REQUIRED WORK
Search the records for "title" and copy each line that holds it.

####################

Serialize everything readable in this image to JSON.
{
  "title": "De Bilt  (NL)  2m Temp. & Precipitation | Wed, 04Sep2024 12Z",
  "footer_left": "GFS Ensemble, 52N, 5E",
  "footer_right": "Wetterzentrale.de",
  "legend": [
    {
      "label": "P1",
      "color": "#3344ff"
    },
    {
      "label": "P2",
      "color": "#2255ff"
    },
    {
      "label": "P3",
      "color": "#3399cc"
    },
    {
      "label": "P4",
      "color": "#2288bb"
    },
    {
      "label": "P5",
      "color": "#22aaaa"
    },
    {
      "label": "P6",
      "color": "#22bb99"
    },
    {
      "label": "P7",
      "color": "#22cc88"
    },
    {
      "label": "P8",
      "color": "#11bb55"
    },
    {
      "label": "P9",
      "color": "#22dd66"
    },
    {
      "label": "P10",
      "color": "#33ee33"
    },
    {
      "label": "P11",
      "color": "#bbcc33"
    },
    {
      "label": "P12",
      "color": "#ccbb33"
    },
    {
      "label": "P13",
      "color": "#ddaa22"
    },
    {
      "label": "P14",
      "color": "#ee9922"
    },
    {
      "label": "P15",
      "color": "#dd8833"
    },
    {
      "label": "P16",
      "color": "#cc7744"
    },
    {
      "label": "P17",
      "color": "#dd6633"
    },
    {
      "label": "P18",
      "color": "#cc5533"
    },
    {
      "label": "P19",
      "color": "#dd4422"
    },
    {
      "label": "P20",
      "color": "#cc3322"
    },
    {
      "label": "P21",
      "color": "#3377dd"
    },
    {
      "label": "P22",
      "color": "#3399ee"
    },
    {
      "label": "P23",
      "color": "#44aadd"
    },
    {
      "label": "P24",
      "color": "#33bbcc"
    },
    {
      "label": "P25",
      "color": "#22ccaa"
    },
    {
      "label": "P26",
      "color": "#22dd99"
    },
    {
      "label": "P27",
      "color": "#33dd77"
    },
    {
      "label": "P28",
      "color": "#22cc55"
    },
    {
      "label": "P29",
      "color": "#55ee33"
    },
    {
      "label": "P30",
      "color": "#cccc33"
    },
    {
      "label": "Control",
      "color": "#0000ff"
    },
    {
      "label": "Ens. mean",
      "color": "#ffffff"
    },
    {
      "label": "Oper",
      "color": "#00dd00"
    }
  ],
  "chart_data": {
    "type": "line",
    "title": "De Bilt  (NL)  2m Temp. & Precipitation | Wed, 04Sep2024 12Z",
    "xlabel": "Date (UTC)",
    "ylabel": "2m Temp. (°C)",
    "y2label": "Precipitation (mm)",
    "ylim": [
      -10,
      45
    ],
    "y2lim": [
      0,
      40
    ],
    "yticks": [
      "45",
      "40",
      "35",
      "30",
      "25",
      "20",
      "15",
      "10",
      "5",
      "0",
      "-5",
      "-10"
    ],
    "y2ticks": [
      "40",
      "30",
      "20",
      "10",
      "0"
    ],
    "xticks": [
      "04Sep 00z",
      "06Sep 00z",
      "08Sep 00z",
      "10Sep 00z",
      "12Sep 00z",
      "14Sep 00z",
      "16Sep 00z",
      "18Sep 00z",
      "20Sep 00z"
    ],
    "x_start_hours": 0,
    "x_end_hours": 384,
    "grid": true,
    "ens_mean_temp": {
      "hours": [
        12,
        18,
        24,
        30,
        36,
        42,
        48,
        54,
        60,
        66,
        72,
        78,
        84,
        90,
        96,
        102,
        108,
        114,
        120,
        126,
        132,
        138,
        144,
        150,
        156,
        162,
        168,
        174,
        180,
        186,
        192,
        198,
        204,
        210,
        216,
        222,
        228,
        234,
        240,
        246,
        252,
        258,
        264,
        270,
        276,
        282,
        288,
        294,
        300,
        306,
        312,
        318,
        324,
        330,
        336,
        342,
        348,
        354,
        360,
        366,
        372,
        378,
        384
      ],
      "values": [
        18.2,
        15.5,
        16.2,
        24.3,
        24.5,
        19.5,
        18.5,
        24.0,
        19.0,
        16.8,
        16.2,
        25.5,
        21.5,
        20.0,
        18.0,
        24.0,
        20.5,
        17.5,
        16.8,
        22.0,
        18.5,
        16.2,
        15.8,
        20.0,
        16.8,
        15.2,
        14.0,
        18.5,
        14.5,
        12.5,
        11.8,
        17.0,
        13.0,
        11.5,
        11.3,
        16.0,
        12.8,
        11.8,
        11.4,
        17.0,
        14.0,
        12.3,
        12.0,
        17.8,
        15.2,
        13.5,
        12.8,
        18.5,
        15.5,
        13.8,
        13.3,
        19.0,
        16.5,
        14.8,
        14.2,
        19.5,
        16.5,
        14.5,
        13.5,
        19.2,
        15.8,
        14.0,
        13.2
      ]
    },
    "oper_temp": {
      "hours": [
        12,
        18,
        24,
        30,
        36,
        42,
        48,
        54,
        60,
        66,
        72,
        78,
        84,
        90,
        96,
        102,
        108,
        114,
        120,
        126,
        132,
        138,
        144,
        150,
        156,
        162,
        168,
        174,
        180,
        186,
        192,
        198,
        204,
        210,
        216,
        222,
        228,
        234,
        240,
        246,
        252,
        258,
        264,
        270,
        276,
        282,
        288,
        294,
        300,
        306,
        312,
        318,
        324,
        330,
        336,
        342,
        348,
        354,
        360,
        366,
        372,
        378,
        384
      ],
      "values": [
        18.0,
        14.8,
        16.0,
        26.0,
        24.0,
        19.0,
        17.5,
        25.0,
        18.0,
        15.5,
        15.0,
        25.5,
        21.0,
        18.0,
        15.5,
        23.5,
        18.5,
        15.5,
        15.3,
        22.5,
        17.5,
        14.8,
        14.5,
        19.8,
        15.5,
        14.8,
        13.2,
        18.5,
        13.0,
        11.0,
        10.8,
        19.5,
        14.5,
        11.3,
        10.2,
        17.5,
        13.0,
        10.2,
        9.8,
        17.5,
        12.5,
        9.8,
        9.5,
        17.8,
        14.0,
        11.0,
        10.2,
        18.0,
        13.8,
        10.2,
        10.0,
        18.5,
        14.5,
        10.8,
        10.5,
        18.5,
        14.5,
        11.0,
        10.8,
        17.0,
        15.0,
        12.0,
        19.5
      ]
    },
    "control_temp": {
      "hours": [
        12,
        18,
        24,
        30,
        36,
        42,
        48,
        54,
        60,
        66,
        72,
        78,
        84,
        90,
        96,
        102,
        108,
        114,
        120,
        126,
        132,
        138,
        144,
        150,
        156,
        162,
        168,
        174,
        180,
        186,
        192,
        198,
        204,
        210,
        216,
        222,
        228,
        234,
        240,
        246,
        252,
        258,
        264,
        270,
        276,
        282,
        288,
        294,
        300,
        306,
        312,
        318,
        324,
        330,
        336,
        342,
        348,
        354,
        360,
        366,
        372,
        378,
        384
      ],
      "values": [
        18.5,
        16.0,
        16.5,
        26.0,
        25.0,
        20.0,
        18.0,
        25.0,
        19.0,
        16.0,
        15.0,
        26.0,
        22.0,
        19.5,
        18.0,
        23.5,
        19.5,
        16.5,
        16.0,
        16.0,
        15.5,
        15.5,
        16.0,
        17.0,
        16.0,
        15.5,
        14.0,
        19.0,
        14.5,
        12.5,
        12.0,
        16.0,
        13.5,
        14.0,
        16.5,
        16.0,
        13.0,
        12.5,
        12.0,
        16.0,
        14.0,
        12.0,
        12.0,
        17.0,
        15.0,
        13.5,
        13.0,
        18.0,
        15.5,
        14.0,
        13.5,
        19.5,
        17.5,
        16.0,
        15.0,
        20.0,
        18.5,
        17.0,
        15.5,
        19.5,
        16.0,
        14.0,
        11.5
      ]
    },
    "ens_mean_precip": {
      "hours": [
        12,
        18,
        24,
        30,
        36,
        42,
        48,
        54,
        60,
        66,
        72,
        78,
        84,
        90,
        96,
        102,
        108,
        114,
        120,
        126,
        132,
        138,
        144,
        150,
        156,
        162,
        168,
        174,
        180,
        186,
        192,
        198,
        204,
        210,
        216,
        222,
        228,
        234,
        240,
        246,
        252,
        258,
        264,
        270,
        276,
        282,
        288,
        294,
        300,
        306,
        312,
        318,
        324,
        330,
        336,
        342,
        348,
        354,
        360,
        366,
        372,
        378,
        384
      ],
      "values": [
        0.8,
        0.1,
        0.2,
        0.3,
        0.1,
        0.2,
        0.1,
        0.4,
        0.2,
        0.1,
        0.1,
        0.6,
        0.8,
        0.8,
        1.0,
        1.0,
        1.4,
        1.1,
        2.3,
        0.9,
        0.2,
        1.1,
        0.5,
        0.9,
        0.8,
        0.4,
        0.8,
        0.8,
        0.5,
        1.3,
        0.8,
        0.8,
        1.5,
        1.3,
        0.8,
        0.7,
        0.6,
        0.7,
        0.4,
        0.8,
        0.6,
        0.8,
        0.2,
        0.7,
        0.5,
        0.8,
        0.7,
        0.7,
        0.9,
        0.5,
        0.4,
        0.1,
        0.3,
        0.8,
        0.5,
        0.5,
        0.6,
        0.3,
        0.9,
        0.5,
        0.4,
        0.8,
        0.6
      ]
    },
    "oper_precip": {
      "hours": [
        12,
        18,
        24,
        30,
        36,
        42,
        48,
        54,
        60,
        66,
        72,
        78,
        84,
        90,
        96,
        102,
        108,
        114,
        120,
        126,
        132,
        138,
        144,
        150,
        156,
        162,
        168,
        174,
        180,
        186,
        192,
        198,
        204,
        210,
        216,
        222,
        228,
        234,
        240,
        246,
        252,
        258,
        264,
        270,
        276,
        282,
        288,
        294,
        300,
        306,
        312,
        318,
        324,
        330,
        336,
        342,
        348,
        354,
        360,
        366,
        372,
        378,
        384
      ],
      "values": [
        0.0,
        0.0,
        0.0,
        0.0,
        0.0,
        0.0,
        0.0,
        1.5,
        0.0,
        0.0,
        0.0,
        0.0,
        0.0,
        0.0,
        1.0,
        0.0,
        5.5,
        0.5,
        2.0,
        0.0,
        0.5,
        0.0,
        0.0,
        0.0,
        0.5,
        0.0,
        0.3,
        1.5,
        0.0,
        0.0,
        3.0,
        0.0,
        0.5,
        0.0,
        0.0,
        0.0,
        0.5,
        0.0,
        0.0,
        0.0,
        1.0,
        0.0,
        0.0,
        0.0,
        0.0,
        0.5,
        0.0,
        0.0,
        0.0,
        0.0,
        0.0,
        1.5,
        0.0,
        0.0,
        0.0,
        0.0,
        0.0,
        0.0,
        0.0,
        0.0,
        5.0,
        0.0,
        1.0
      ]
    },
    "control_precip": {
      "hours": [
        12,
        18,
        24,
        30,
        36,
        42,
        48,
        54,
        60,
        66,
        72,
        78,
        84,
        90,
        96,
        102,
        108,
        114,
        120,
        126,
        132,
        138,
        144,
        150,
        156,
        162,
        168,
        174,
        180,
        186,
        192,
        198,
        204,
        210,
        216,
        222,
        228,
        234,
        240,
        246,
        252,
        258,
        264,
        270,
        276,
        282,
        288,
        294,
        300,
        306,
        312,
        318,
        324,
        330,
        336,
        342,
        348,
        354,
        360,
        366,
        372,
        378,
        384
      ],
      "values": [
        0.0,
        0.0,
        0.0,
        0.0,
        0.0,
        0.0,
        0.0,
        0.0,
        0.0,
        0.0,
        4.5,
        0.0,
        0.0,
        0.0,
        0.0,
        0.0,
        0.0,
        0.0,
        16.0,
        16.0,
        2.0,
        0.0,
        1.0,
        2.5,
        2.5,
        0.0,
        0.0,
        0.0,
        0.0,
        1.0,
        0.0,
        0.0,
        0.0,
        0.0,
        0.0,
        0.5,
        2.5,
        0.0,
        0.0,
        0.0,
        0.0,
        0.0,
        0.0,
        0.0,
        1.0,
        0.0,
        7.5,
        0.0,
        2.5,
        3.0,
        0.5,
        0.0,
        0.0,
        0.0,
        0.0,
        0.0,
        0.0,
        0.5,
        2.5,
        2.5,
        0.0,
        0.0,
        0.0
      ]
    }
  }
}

####################

WRITTEN RESPONSE
  "title": "De Bilt  (NL)  2m Temp. & Precipitation | Wed, 04Sep2024 12Z",
    "title": "De Bilt  (NL)  2m Temp. & Precipitation | Wed, 04Sep2024 12Z",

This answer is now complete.